■ **TASK TO CARRY OUT**
The required output is the exact sequence of lines from the line holding "Give me the" to the end of the records, inclusive.

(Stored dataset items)

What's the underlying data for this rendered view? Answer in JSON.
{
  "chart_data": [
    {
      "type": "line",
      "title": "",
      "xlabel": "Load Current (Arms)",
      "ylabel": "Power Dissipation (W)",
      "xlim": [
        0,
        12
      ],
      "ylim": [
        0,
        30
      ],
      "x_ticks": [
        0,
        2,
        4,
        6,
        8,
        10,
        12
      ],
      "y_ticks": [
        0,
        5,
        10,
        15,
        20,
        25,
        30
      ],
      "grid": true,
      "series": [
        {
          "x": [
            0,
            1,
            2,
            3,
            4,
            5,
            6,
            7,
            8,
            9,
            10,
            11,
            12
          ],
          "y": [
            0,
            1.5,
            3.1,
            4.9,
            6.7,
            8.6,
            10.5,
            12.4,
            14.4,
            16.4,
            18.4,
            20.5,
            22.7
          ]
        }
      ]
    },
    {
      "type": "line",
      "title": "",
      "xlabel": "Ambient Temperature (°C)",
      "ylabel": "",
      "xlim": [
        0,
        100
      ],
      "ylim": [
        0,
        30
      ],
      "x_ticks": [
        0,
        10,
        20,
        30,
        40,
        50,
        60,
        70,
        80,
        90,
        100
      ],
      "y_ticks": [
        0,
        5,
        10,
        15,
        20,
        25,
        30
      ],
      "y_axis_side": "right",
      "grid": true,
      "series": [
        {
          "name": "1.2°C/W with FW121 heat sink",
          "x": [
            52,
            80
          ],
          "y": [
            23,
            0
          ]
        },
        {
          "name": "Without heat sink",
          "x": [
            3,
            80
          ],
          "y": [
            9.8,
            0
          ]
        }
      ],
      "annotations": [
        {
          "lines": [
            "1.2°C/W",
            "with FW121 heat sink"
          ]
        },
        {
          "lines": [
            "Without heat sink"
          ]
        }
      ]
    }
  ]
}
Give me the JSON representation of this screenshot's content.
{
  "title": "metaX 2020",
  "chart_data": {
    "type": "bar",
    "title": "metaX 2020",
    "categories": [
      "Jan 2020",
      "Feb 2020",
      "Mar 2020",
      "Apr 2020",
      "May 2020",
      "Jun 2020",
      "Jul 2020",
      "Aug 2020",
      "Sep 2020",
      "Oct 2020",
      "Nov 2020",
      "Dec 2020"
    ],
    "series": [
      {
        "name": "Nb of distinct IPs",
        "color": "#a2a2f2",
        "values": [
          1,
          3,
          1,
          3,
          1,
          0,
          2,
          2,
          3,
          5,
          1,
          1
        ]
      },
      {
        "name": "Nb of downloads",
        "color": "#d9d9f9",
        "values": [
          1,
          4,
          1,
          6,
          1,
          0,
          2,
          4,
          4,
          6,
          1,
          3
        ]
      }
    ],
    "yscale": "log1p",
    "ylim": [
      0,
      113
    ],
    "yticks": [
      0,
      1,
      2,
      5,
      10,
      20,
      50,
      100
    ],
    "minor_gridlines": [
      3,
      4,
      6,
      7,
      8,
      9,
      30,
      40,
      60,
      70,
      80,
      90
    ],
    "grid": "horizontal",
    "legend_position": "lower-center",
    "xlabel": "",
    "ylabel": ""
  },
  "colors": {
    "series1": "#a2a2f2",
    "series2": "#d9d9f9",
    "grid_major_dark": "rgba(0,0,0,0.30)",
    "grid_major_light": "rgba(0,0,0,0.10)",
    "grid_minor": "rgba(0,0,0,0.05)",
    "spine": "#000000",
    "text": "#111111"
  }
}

■ **FINAL ANSWER**
Give me the JSON representation of this screenshot's content.
{
  "title": "metaX 2020",
  "chart_data": {
    "type": "bar",
    "title": "metaX 2020",
    "categories": [
      "Jan 2020",
      "Feb 2020",
      "Mar 2020",
      "Apr 2020",
      "May 2020",
      "Jun 2020",
      "Jul 2020",
      "Aug 2020",
      "Sep 2020",
      "Oct 2020",
      "Nov 2020",
      "Dec 2020"
    ],
    "series": [
      {
        "name": "Nb of distinct IPs",
        "color": "#a2a2f2",
        "values": [
          1,
          3,
          1,
          3,
          1,
          0,
          2,
          2,
          3,
          5,
          1,
          1
        ]
      },
      {
        "name": "Nb of downloads",
        "color": "#d9d9f9",
        "values": [
          1,
          4,
          1,
          6,
          1,
          0,
          2,
          4,
          4,
          6,
          1,
          3
        ]
      }
    ],
    "yscale": "log1p",
    "ylim": [
      0,
      113
    ],
    "yticks": [
      0,
      1,
      2,
      5,
      10,
      20,
      50,
      100
    ],
    "minor_gridlines": [
      3,
      4,
      6,
      7,
      8,
      9,
      30,
      40,
      60,
      70,
      80,
      90
    ],
    "grid": "horizontal",
    "legend_position": "lower-center",
    "xlabel": "",
    "ylabel": ""
  },
  "colors": {
    "series1": "#a2a2f2",
    "series2": "#d9d9f9",
    "grid_major_dark": "rgba(0,0,0,0.30)",
    "grid_major_light": "rgba(0,0,0,0.10)",
    "grid_minor": "rgba(0,0,0,0.05)",
    "spine": "#000000",
    "text": "#111111"
  }
}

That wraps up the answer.